Exercise requirements: Pull every line containing "text" from the entries.

[Data records]
□ □ □ □

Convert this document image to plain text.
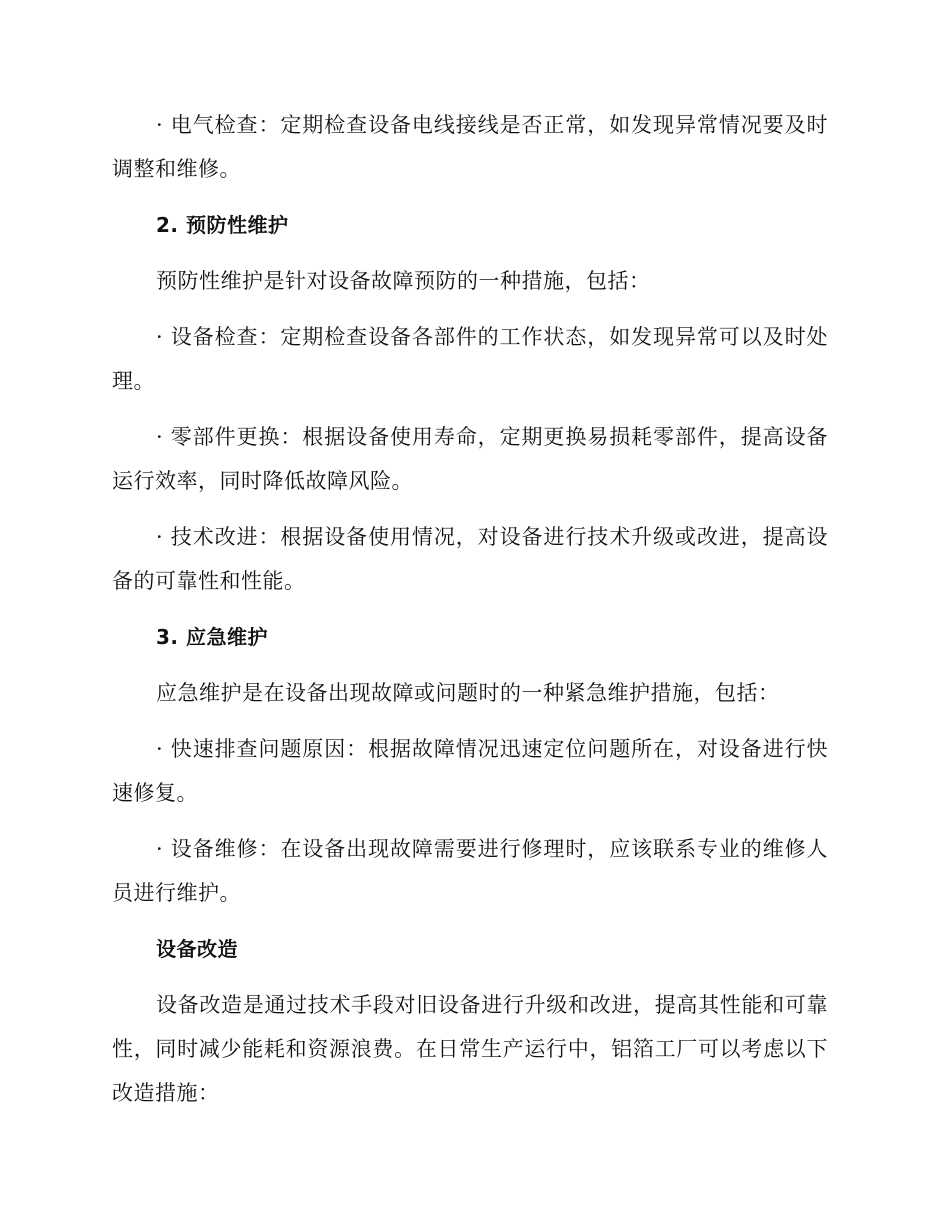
· 电气检查：定期检查设备电线接线是否正常，如发现异常情况要及时调整和维修。

2. 预防性维护

预防性维护是针对设备故障预防的一种措施，包括：

· 设备检查：定期检查设备各部件的工作状态，如发现异常可以及时处理。

· 零部件更换：根据设备使用寿命，定期更换易损耗零部件，提高设备运行效率，同时降低故障风险。

· 技术改进：根据设备使用情况，对设备进行技术升级或改进，提高设备的可靠性和性能。

3. 应急维护

应急维护是在设备出现故障或问题时的一种紧急维护措施，包括：

· 快速排查问题原因：根据故障情况迅速定位问题所在，对设备进行快速修复。

· 设备维修：在设备出现故障需要进行修理时，应该联系专业的维修人员进行维护。

设备改造

设备改造是通过技术手段对旧设备进行升级和改进，提高其性能和可靠性，同时减少能耗和资源浪费。在日常生产运行中，铝箔工厂可以考虑以下改造措施：
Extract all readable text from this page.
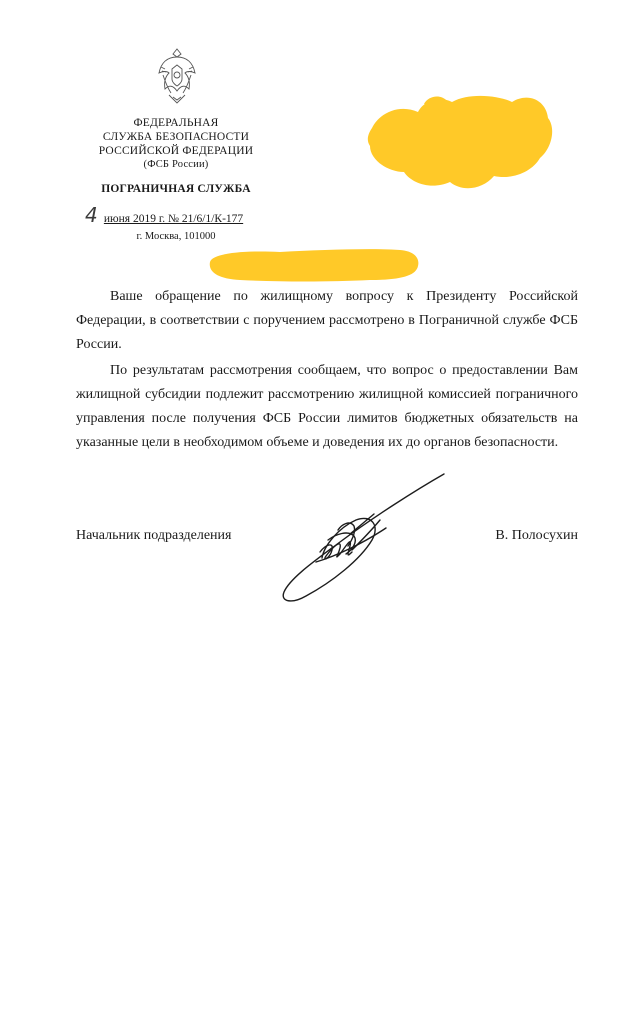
ФЕДЕРАЛЬНАЯ
СЛУЖБА БЕЗОПАСНОСТИ
РОССИЙСКОЙ ФЕДЕРАЦИИ
(ФСБ России)
ПОГРАНИЧНАЯ СЛУЖБА
4 июня 2019 г. № 21/6/1/К-177
г. Москва, 101000

Ваше обращение по жилищному вопросу к Президенту Российской Федерации, в соответствии с поручением рассмотрено в Пограничной службе ФСБ России.

По результатам рассмотрения сообщаем, что вопрос о предоставлении Вам жилищной субсидии подлежит рассмотрению жилищной комиссией пограничного управления после получения ФСБ России лимитов бюджетных обязательств на указанные цели в необходимом объеме и доведения их до органов безопасности.

Начальник подразделения	В. Полосухин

□ □ □ □

Exercise response:
Convert this document image to plain text.
Extract all readable text from this page.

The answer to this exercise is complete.